▶ [Some records]:
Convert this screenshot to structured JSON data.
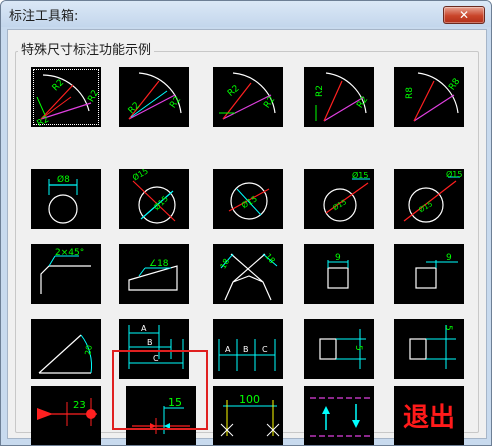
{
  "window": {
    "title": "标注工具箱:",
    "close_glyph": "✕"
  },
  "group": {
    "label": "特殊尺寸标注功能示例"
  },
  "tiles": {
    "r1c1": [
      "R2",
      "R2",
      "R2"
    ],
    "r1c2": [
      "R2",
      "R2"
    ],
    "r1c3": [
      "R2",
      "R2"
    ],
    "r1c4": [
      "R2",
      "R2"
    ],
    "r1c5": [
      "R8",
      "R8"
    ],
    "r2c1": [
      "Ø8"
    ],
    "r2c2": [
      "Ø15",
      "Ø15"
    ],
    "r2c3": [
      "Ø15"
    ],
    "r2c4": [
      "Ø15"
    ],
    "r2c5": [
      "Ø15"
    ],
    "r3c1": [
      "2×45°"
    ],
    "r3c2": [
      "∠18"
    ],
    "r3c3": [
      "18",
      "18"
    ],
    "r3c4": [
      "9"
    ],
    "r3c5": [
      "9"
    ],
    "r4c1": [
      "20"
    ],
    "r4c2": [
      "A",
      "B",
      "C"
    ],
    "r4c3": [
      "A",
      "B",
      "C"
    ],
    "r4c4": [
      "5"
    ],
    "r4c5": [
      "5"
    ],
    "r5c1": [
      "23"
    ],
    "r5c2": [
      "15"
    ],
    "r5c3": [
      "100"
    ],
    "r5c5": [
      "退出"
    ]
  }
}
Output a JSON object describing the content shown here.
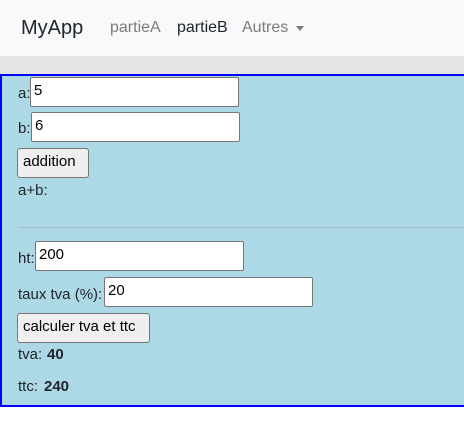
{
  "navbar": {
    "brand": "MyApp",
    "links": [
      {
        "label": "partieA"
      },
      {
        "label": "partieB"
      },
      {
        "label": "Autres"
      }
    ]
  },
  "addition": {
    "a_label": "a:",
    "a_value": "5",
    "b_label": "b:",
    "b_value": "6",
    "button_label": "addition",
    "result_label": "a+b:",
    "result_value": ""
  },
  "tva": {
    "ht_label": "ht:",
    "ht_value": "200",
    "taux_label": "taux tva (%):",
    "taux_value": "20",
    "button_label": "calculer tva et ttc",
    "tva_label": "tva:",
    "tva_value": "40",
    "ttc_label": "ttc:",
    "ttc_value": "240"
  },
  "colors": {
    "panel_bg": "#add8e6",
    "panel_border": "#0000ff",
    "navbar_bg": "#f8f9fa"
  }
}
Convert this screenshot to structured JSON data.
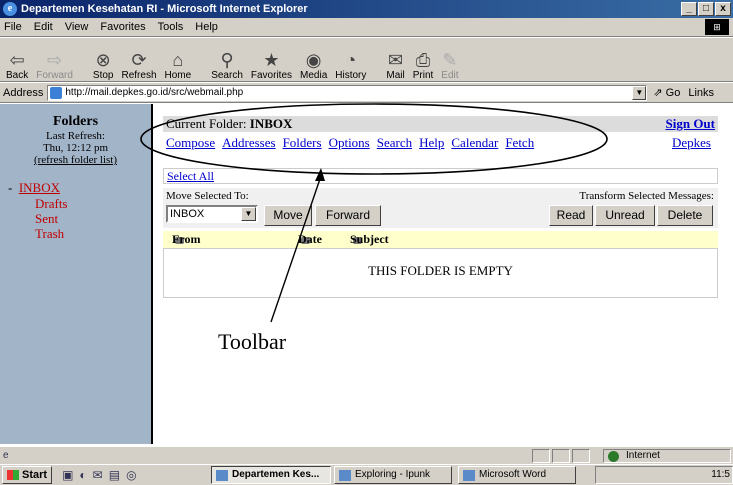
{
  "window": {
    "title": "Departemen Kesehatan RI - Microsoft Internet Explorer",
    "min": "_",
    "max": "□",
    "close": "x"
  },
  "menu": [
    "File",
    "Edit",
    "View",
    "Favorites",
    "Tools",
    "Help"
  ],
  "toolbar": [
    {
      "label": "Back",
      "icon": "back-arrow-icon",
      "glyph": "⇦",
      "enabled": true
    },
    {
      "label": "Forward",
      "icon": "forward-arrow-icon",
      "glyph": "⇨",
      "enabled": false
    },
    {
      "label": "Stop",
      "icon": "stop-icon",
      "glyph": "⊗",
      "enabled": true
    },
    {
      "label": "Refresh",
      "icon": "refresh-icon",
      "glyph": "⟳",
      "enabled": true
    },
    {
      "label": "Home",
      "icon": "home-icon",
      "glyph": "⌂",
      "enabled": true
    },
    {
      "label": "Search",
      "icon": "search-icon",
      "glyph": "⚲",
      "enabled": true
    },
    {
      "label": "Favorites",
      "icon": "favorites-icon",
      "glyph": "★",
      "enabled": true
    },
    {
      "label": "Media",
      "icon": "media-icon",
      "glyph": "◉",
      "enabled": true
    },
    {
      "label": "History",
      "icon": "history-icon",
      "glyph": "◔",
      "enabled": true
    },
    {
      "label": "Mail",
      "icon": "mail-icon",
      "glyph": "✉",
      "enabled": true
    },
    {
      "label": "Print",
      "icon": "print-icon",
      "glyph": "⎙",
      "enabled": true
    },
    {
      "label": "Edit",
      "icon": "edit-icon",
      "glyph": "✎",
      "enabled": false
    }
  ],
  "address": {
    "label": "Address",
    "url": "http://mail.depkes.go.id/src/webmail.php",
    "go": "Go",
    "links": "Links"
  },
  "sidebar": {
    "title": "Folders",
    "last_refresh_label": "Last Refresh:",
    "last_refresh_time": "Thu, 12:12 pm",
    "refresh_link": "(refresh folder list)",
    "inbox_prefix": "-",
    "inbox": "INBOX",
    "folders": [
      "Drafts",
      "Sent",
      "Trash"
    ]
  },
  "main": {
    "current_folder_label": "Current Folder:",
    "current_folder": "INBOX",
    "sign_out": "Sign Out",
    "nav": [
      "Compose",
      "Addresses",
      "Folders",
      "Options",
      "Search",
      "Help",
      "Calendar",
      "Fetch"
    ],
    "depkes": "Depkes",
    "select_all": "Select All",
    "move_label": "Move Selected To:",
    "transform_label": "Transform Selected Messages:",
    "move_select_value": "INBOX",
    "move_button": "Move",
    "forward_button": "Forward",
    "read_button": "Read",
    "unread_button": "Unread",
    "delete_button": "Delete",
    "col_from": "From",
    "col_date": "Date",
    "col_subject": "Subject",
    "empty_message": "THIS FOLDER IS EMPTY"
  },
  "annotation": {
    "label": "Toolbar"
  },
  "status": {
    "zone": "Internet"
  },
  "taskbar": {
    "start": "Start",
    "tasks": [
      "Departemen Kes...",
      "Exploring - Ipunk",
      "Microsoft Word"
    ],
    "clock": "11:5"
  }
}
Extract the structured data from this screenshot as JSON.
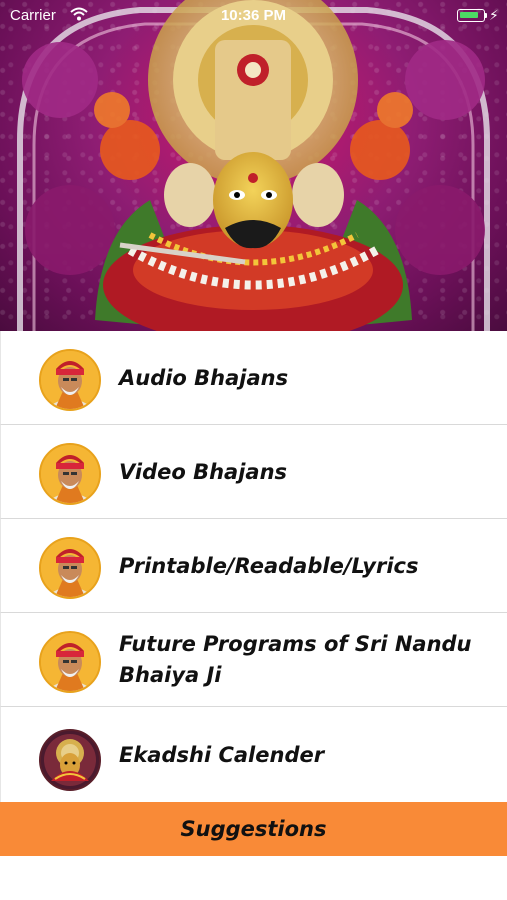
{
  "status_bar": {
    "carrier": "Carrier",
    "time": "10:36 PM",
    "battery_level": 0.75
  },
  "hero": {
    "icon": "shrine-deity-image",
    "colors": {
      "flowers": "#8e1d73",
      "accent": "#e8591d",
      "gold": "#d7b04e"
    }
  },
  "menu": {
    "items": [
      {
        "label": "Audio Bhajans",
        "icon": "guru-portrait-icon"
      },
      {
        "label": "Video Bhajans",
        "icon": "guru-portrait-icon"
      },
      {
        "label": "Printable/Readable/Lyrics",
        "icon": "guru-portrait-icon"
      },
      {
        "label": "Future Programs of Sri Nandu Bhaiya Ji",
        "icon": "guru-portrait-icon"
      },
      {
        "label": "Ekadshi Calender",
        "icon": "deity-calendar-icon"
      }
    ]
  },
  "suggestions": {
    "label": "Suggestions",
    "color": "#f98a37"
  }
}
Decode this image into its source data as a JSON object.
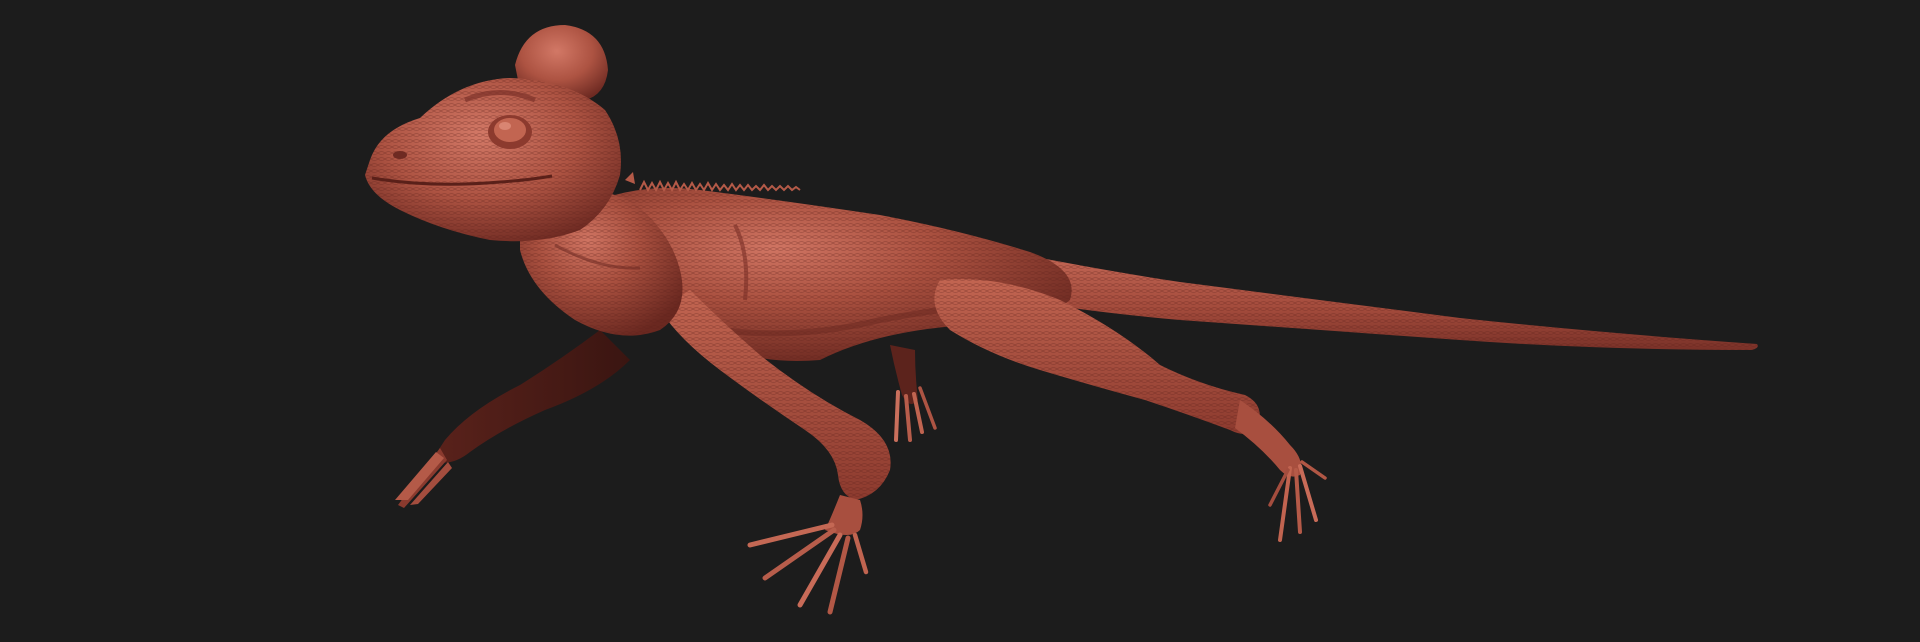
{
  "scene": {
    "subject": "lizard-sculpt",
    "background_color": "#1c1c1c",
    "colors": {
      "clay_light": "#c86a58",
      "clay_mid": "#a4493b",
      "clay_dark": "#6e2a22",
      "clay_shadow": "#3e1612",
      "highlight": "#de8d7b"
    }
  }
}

▶ [WHAT IS NEEDED]: Without the pictures, output the full listing exactly as it stands.

▶ [TASK RESULT]:
Convert this screenshot to structured JSON data.
{
  "window": {
    "title": "标注工具箱:",
    "close_glyph": "✕"
  },
  "group": {
    "label": "特殊尺寸标注功能示例"
  },
  "tiles": {
    "r1c1": [
      "R2",
      "R2",
      "R2"
    ],
    "r1c2": [
      "R2",
      "R2"
    ],
    "r1c3": [
      "R2",
      "R2"
    ],
    "r1c4": [
      "R2",
      "R2"
    ],
    "r1c5": [
      "R8",
      "R8"
    ],
    "r2c1": [
      "Ø8"
    ],
    "r2c2": [
      "Ø15",
      "Ø15"
    ],
    "r2c3": [
      "Ø15"
    ],
    "r2c4": [
      "Ø15"
    ],
    "r2c5": [
      "Ø15"
    ],
    "r3c1": [
      "2×45°"
    ],
    "r3c2": [
      "∠18"
    ],
    "r3c3": [
      "18",
      "18"
    ],
    "r3c4": [
      "9"
    ],
    "r3c5": [
      "9"
    ],
    "r4c1": [
      "20"
    ],
    "r4c2": [
      "A",
      "B",
      "C"
    ],
    "r4c3": [
      "A",
      "B",
      "C"
    ],
    "r4c4": [
      "5"
    ],
    "r4c5": [
      "5"
    ],
    "r5c1": [
      "23"
    ],
    "r5c2": [
      "15"
    ],
    "r5c3": [
      "100"
    ],
    "r5c5": [
      "退出"
    ]
  }
}
Output a JSON object describing the content shown here.
{
  "navbar": {
    "brand": "MyApp",
    "links": [
      {
        "label": "partieA"
      },
      {
        "label": "partieB"
      },
      {
        "label": "Autres"
      }
    ]
  },
  "addition": {
    "a_label": "a:",
    "a_value": "5",
    "b_label": "b:",
    "b_value": "6",
    "button_label": "addition",
    "result_label": "a+b:",
    "result_value": ""
  },
  "tva": {
    "ht_label": "ht:",
    "ht_value": "200",
    "taux_label": "taux tva (%):",
    "taux_value": "20",
    "button_label": "calculer tva et ttc",
    "tva_label": "tva:",
    "tva_value": "40",
    "ttc_label": "ttc:",
    "ttc_value": "240"
  },
  "colors": {
    "panel_bg": "#add8e6",
    "panel_border": "#0000ff",
    "navbar_bg": "#f8f9fa"
  }
}
Convert this screenshot to structured JSON data.
{
  "window": {
    "title": "Departemen Kesehatan RI - Microsoft Internet Explorer",
    "min": "_",
    "max": "□",
    "close": "x"
  },
  "menu": [
    "File",
    "Edit",
    "View",
    "Favorites",
    "Tools",
    "Help"
  ],
  "toolbar": [
    {
      "label": "Back",
      "icon": "back-arrow-icon",
      "glyph": "⇦",
      "enabled": true
    },
    {
      "label": "Forward",
      "icon": "forward-arrow-icon",
      "glyph": "⇨",
      "enabled": false
    },
    {
      "label": "Stop",
      "icon": "stop-icon",
      "glyph": "⊗",
      "enabled": true
    },
    {
      "label": "Refresh",
      "icon": "refresh-icon",
      "glyph": "⟳",
      "enabled": true
    },
    {
      "label": "Home",
      "icon": "home-icon",
      "glyph": "⌂",
      "enabled": true
    },
    {
      "label": "Search",
      "icon": "search-icon",
      "glyph": "⚲",
      "enabled": true
    },
    {
      "label": "Favorites",
      "icon": "favorites-icon",
      "glyph": "★",
      "enabled": true
    },
    {
      "label": "Media",
      "icon": "media-icon",
      "glyph": "◉",
      "enabled": true
    },
    {
      "label": "History",
      "icon": "history-icon",
      "glyph": "◔",
      "enabled": true
    },
    {
      "label": "Mail",
      "icon": "mail-icon",
      "glyph": "✉",
      "enabled": true
    },
    {
      "label": "Print",
      "icon": "print-icon",
      "glyph": "⎙",
      "enabled": true
    },
    {
      "label": "Edit",
      "icon": "edit-icon",
      "glyph": "✎",
      "enabled": false
    }
  ],
  "address": {
    "label": "Address",
    "url": "http://mail.depkes.go.id/src/webmail.php",
    "go": "Go",
    "links": "Links"
  },
  "sidebar": {
    "title": "Folders",
    "last_refresh_label": "Last Refresh:",
    "last_refresh_time": "Thu, 12:12 pm",
    "refresh_link": "(refresh folder list)",
    "inbox_prefix": "-",
    "inbox": "INBOX",
    "folders": [
      "Drafts",
      "Sent",
      "Trash"
    ]
  },
  "main": {
    "current_folder_label": "Current Folder:",
    "current_folder": "INBOX",
    "sign_out": "Sign Out",
    "nav": [
      "Compose",
      "Addresses",
      "Folders",
      "Options",
      "Search",
      "Help",
      "Calendar",
      "Fetch"
    ],
    "depkes": "Depkes",
    "select_all": "Select All",
    "move_label": "Move Selected To:",
    "transform_label": "Transform Selected Messages:",
    "move_select_value": "INBOX",
    "move_button": "Move",
    "forward_button": "Forward",
    "read_button": "Read",
    "unread_button": "Unread",
    "delete_button": "Delete",
    "col_from": "From",
    "col_date": "Date",
    "col_subject": "Subject",
    "empty_message": "THIS FOLDER IS EMPTY"
  },
  "annotation": {
    "label": "Toolbar"
  },
  "status": {
    "zone": "Internet"
  },
  "taskbar": {
    "start": "Start",
    "tasks": [
      "Departemen Kes...",
      "Exploring - Ipunk",
      "Microsoft Word"
    ],
    "clock": "11:5"
  }
}
Extract the structured data from this screenshot as JSON.
{
  "status_bar": {
    "carrier": "Carrier",
    "time": "10:36 PM",
    "battery_level": 0.75
  },
  "hero": {
    "icon": "shrine-deity-image",
    "colors": {
      "flowers": "#8e1d73",
      "accent": "#e8591d",
      "gold": "#d7b04e"
    }
  },
  "menu": {
    "items": [
      {
        "label": "Audio Bhajans",
        "icon": "guru-portrait-icon"
      },
      {
        "label": "Video Bhajans",
        "icon": "guru-portrait-icon"
      },
      {
        "label": "Printable/Readable/Lyrics",
        "icon": "guru-portrait-icon"
      },
      {
        "label": "Future Programs of Sri Nandu Bhaiya Ji",
        "icon": "guru-portrait-icon"
      },
      {
        "label": "Ekadshi Calender",
        "icon": "deity-calendar-icon"
      }
    ]
  },
  "suggestions": {
    "label": "Suggestions",
    "color": "#f98a37"
  }
}
Decode this image into its source data as a JSON object.
{
  "scene": {
    "subject": "lizard-sculpt",
    "background_color": "#1c1c1c",
    "colors": {
      "clay_light": "#c86a58",
      "clay_mid": "#a4493b",
      "clay_dark": "#6e2a22",
      "clay_shadow": "#3e1612",
      "highlight": "#de8d7b"
    }
  }
}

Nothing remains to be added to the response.